-- DATASET RECORDS start --

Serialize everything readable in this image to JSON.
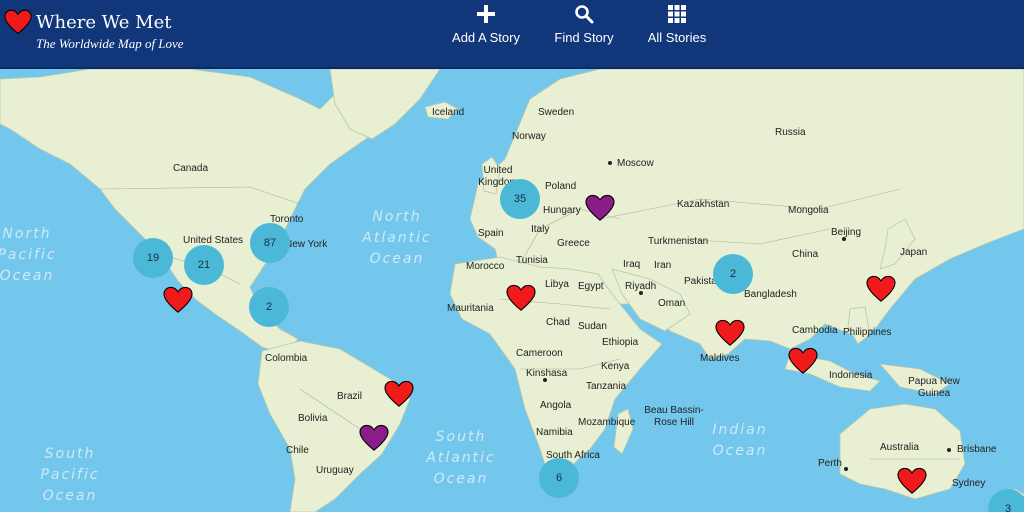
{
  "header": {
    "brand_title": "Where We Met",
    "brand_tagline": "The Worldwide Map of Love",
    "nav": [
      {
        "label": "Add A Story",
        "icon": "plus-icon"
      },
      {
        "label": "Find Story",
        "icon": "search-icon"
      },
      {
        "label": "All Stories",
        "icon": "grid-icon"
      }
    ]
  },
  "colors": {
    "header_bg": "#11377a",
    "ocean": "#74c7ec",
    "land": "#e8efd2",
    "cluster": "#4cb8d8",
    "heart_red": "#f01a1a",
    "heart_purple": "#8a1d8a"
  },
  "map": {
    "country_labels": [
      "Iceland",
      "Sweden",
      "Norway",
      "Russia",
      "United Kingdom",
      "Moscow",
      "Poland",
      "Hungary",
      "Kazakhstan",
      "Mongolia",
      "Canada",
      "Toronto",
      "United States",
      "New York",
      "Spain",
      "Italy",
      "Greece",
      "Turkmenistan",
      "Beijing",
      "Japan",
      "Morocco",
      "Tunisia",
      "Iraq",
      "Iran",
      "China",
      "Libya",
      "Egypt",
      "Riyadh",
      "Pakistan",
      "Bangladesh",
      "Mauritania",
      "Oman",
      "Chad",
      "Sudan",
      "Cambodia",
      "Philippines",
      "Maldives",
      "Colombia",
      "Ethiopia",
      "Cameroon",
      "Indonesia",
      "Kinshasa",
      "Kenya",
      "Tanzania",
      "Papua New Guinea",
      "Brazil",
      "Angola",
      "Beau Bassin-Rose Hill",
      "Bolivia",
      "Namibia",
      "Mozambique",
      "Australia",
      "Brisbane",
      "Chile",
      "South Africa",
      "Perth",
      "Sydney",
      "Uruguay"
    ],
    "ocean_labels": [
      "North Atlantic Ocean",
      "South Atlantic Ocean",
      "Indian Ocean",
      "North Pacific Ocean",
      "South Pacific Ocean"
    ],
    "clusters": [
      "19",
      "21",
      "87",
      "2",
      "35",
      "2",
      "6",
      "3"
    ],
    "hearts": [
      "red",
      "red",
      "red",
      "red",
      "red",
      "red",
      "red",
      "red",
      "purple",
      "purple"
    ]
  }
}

-- DATASET RECORDS end --

Output the entries above exactly. Drop the pictures.

Serialize everything readable in this image to JSON.
{
  "header": {
    "brand_title": "Where We Met",
    "brand_tagline": "The Worldwide Map of Love",
    "nav": [
      {
        "label": "Add A Story",
        "icon": "plus-icon"
      },
      {
        "label": "Find Story",
        "icon": "search-icon"
      },
      {
        "label": "All Stories",
        "icon": "grid-icon"
      }
    ]
  },
  "colors": {
    "header_bg": "#11377a",
    "ocean": "#74c7ec",
    "land": "#e8efd2",
    "cluster": "#4cb8d8",
    "heart_red": "#f01a1a",
    "heart_purple": "#8a1d8a"
  },
  "map": {
    "country_labels": [
      "Iceland",
      "Sweden",
      "Norway",
      "Russia",
      "United Kingdom",
      "Moscow",
      "Poland",
      "Hungary",
      "Kazakhstan",
      "Mongolia",
      "Canada",
      "Toronto",
      "United States",
      "New York",
      "Spain",
      "Italy",
      "Greece",
      "Turkmenistan",
      "Beijing",
      "Japan",
      "Morocco",
      "Tunisia",
      "Iraq",
      "Iran",
      "China",
      "Libya",
      "Egypt",
      "Riyadh",
      "Pakistan",
      "Bangladesh",
      "Mauritania",
      "Oman",
      "Chad",
      "Sudan",
      "Cambodia",
      "Philippines",
      "Maldives",
      "Colombia",
      "Ethiopia",
      "Cameroon",
      "Indonesia",
      "Kinshasa",
      "Kenya",
      "Tanzania",
      "Papua New Guinea",
      "Brazil",
      "Angola",
      "Beau Bassin-Rose Hill",
      "Bolivia",
      "Namibia",
      "Mozambique",
      "Australia",
      "Brisbane",
      "Chile",
      "South Africa",
      "Perth",
      "Sydney",
      "Uruguay"
    ],
    "ocean_labels": [
      "North Atlantic Ocean",
      "South Atlantic Ocean",
      "Indian Ocean",
      "North Pacific Ocean",
      "South Pacific Ocean"
    ],
    "clusters": [
      "19",
      "21",
      "87",
      "2",
      "35",
      "2",
      "6",
      "3"
    ],
    "hearts": [
      "red",
      "red",
      "red",
      "red",
      "red",
      "red",
      "red",
      "red",
      "purple",
      "purple"
    ]
  }
}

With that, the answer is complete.